To do -
Return all of the lines below exactly as they are.

Data -

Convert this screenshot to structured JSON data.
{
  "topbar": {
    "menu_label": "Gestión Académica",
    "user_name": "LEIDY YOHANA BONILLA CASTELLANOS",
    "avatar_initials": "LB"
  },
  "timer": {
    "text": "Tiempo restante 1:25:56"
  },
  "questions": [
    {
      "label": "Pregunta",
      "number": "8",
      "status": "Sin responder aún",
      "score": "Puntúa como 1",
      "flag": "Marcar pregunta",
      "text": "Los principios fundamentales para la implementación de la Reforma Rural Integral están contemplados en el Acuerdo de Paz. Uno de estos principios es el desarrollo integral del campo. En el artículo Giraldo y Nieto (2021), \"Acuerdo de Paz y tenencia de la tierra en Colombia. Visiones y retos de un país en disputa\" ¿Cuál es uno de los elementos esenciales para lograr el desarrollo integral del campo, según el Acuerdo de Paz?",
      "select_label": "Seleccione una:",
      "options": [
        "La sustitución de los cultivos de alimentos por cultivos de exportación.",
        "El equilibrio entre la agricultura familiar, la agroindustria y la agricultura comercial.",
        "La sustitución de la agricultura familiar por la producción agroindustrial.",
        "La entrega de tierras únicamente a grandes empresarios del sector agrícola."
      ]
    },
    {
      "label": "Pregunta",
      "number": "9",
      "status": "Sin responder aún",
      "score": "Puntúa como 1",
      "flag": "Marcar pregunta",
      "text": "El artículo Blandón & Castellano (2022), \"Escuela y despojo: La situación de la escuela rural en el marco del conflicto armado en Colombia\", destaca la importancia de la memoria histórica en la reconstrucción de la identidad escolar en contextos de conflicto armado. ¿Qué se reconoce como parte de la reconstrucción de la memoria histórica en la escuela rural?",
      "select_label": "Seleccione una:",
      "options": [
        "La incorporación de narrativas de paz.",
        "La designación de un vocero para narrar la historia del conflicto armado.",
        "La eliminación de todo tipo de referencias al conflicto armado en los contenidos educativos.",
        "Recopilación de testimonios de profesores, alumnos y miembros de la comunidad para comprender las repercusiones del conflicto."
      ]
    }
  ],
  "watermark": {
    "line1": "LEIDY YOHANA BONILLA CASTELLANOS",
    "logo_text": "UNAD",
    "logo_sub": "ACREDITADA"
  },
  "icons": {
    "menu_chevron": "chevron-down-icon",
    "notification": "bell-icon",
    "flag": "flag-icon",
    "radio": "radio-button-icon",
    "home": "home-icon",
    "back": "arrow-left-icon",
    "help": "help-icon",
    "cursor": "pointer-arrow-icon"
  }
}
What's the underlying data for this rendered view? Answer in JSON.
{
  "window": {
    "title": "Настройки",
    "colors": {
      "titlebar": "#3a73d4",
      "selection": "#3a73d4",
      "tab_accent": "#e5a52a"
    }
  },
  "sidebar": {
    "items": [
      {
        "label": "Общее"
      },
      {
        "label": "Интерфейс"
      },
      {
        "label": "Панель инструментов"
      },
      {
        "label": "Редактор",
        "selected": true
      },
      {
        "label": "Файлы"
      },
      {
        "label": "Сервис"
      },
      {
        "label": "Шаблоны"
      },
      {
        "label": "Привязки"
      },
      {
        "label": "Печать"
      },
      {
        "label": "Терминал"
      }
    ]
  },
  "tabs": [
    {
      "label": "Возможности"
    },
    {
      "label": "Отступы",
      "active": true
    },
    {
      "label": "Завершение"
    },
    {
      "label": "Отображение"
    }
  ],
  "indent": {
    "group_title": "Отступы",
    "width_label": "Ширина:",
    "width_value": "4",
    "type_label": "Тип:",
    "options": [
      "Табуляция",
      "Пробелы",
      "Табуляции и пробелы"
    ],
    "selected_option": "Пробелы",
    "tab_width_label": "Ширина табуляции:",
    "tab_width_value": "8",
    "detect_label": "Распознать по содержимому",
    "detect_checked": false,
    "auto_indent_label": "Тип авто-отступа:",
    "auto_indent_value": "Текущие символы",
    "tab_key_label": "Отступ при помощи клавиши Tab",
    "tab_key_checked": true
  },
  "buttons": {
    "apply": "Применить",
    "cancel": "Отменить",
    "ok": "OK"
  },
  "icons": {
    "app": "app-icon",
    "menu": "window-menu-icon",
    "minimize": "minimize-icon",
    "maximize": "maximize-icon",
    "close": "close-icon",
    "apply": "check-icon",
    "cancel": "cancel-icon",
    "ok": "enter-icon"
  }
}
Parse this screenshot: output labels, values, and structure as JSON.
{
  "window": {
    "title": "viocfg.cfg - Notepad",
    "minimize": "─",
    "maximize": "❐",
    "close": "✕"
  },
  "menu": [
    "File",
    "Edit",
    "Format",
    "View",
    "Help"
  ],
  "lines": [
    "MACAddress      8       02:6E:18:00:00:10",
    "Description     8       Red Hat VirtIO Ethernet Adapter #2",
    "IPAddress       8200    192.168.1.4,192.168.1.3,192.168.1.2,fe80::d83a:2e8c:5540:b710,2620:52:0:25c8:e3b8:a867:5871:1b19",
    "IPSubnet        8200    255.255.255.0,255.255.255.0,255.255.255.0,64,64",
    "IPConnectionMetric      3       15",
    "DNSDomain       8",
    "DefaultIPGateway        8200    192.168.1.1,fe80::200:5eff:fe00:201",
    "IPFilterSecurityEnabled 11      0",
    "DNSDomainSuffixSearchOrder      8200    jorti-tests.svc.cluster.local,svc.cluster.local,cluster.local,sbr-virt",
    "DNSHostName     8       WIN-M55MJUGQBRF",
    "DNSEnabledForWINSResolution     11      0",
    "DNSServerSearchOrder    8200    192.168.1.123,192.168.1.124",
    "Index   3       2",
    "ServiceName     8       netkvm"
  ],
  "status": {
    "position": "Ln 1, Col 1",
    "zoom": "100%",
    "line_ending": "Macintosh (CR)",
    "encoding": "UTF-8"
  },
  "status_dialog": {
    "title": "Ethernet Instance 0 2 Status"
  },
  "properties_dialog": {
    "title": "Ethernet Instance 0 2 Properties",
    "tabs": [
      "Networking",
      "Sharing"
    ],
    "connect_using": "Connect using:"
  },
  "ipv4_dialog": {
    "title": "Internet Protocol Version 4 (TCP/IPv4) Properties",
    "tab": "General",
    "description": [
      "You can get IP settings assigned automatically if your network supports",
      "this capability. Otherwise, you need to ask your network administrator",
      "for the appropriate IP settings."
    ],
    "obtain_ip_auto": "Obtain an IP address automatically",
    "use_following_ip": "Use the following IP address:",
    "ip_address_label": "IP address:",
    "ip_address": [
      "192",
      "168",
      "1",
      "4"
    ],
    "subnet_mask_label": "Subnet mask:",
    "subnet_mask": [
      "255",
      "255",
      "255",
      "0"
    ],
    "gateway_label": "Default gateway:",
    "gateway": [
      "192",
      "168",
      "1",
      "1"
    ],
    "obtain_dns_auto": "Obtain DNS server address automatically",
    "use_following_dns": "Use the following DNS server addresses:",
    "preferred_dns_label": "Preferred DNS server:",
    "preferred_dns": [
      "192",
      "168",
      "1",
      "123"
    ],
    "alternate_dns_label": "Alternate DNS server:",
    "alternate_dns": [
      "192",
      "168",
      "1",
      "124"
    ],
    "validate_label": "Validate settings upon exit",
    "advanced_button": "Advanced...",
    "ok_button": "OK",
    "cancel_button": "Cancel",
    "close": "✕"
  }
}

In response -
Convert this screenshot to structured JSON data.
{
  "topbar": {
    "menu_label": "Gestión Académica",
    "user_name": "LEIDY YOHANA BONILLA CASTELLANOS",
    "avatar_initials": "LB"
  },
  "timer": {
    "text": "Tiempo restante 1:25:56"
  },
  "questions": [
    {
      "label": "Pregunta",
      "number": "8",
      "status": "Sin responder aún",
      "score": "Puntúa como 1",
      "flag": "Marcar pregunta",
      "text": "Los principios fundamentales para la implementación de la Reforma Rural Integral están contemplados en el Acuerdo de Paz. Uno de estos principios es el desarrollo integral del campo. En el artículo Giraldo y Nieto (2021), \"Acuerdo de Paz y tenencia de la tierra en Colombia. Visiones y retos de un país en disputa\" ¿Cuál es uno de los elementos esenciales para lograr el desarrollo integral del campo, según el Acuerdo de Paz?",
      "select_label": "Seleccione una:",
      "options": [
        "La sustitución de los cultivos de alimentos por cultivos de exportación.",
        "El equilibrio entre la agricultura familiar, la agroindustria y la agricultura comercial.",
        "La sustitución de la agricultura familiar por la producción agroindustrial.",
        "La entrega de tierras únicamente a grandes empresarios del sector agrícola."
      ]
    },
    {
      "label": "Pregunta",
      "number": "9",
      "status": "Sin responder aún",
      "score": "Puntúa como 1",
      "flag": "Marcar pregunta",
      "text": "El artículo Blandón & Castellano (2022), \"Escuela y despojo: La situación de la escuela rural en el marco del conflicto armado en Colombia\", destaca la importancia de la memoria histórica en la reconstrucción de la identidad escolar en contextos de conflicto armado. ¿Qué se reconoce como parte de la reconstrucción de la memoria histórica en la escuela rural?",
      "select_label": "Seleccione una:",
      "options": [
        "La incorporación de narrativas de paz.",
        "La designación de un vocero para narrar la historia del conflicto armado.",
        "La eliminación de todo tipo de referencias al conflicto armado en los contenidos educativos.",
        "Recopilación de testimonios de profesores, alumnos y miembros de la comunidad para comprender las repercusiones del conflicto."
      ]
    }
  ],
  "watermark": {
    "line1": "LEIDY YOHANA BONILLA CASTELLANOS",
    "logo_text": "UNAD",
    "logo_sub": "ACREDITADA"
  },
  "icons": {
    "menu_chevron": "chevron-down-icon",
    "notification": "bell-icon",
    "flag": "flag-icon",
    "radio": "radio-button-icon",
    "home": "home-icon",
    "back": "arrow-left-icon",
    "help": "help-icon",
    "cursor": "pointer-arrow-icon"
  }
}
What's the underlying data for this rendered view? Answer in JSON.
{
  "window": {
    "title": "Настройки",
    "colors": {
      "titlebar": "#3a73d4",
      "selection": "#3a73d4",
      "tab_accent": "#e5a52a"
    }
  },
  "sidebar": {
    "items": [
      {
        "label": "Общее"
      },
      {
        "label": "Интерфейс"
      },
      {
        "label": "Панель инструментов"
      },
      {
        "label": "Редактор",
        "selected": true
      },
      {
        "label": "Файлы"
      },
      {
        "label": "Сервис"
      },
      {
        "label": "Шаблоны"
      },
      {
        "label": "Привязки"
      },
      {
        "label": "Печать"
      },
      {
        "label": "Терминал"
      }
    ]
  },
  "tabs": [
    {
      "label": "Возможности"
    },
    {
      "label": "Отступы",
      "active": true
    },
    {
      "label": "Завершение"
    },
    {
      "label": "Отображение"
    }
  ],
  "indent": {
    "group_title": "Отступы",
    "width_label": "Ширина:",
    "width_value": "4",
    "type_label": "Тип:",
    "options": [
      "Табуляция",
      "Пробелы",
      "Табуляции и пробелы"
    ],
    "selected_option": "Пробелы",
    "tab_width_label": "Ширина табуляции:",
    "tab_width_value": "8",
    "detect_label": "Распознать по содержимому",
    "detect_checked": false,
    "auto_indent_label": "Тип авто-отступа:",
    "auto_indent_value": "Текущие символы",
    "tab_key_label": "Отступ при помощи клавиши Tab",
    "tab_key_checked": true
  },
  "buttons": {
    "apply": "Применить",
    "cancel": "Отменить",
    "ok": "OK"
  },
  "icons": {
    "app": "app-icon",
    "menu": "window-menu-icon",
    "minimize": "minimize-icon",
    "maximize": "maximize-icon",
    "close": "close-icon",
    "apply": "check-icon",
    "cancel": "cancel-icon",
    "ok": "enter-icon"
  }
}
Parse this screenshot: output labels, values, and structure as JSON.
{
  "window": {
    "title": "viocfg.cfg - Notepad",
    "minimize": "─",
    "maximize": "❐",
    "close": "✕"
  },
  "menu": [
    "File",
    "Edit",
    "Format",
    "View",
    "Help"
  ],
  "lines": [
    "MACAddress      8       02:6E:18:00:00:10",
    "Description     8       Red Hat VirtIO Ethernet Adapter #2",
    "IPAddress       8200    192.168.1.4,192.168.1.3,192.168.1.2,fe80::d83a:2e8c:5540:b710,2620:52:0:25c8:e3b8:a867:5871:1b19",
    "IPSubnet        8200    255.255.255.0,255.255.255.0,255.255.255.0,64,64",
    "IPConnectionMetric      3       15",
    "DNSDomain       8",
    "DefaultIPGateway        8200    192.168.1.1,fe80::200:5eff:fe00:201",
    "IPFilterSecurityEnabled 11      0",
    "DNSDomainSuffixSearchOrder      8200    jorti-tests.svc.cluster.local,svc.cluster.local,cluster.local,sbr-virt",
    "DNSHostName     8       WIN-M55MJUGQBRF",
    "DNSEnabledForWINSResolution     11      0",
    "DNSServerSearchOrder    8200    192.168.1.123,192.168.1.124",
    "Index   3       2",
    "ServiceName     8       netkvm"
  ],
  "status": {
    "position": "Ln 1, Col 1",
    "zoom": "100%",
    "line_ending": "Macintosh (CR)",
    "encoding": "UTF-8"
  },
  "status_dialog": {
    "title": "Ethernet Instance 0 2 Status"
  },
  "properties_dialog": {
    "title": "Ethernet Instance 0 2 Properties",
    "tabs": [
      "Networking",
      "Sharing"
    ],
    "connect_using": "Connect using:"
  },
  "ipv4_dialog": {
    "title": "Internet Protocol Version 4 (TCP/IPv4) Properties",
    "tab": "General",
    "description": [
      "You can get IP settings assigned automatically if your network supports",
      "this capability. Otherwise, you need to ask your network administrator",
      "for the appropriate IP settings."
    ],
    "obtain_ip_auto": "Obtain an IP address automatically",
    "use_following_ip": "Use the following IP address:",
    "ip_address_label": "IP address:",
    "ip_address": [
      "192",
      "168",
      "1",
      "4"
    ],
    "subnet_mask_label": "Subnet mask:",
    "subnet_mask": [
      "255",
      "255",
      "255",
      "0"
    ],
    "gateway_label": "Default gateway:",
    "gateway": [
      "192",
      "168",
      "1",
      "1"
    ],
    "obtain_dns_auto": "Obtain DNS server address automatically",
    "use_following_dns": "Use the following DNS server addresses:",
    "preferred_dns_label": "Preferred DNS server:",
    "preferred_dns": [
      "192",
      "168",
      "1",
      "123"
    ],
    "alternate_dns_label": "Alternate DNS server:",
    "alternate_dns": [
      "192",
      "168",
      "1",
      "124"
    ],
    "validate_label": "Validate settings upon exit",
    "advanced_button": "Advanced...",
    "ok_button": "OK",
    "cancel_button": "Cancel",
    "close": "✕"
  }
}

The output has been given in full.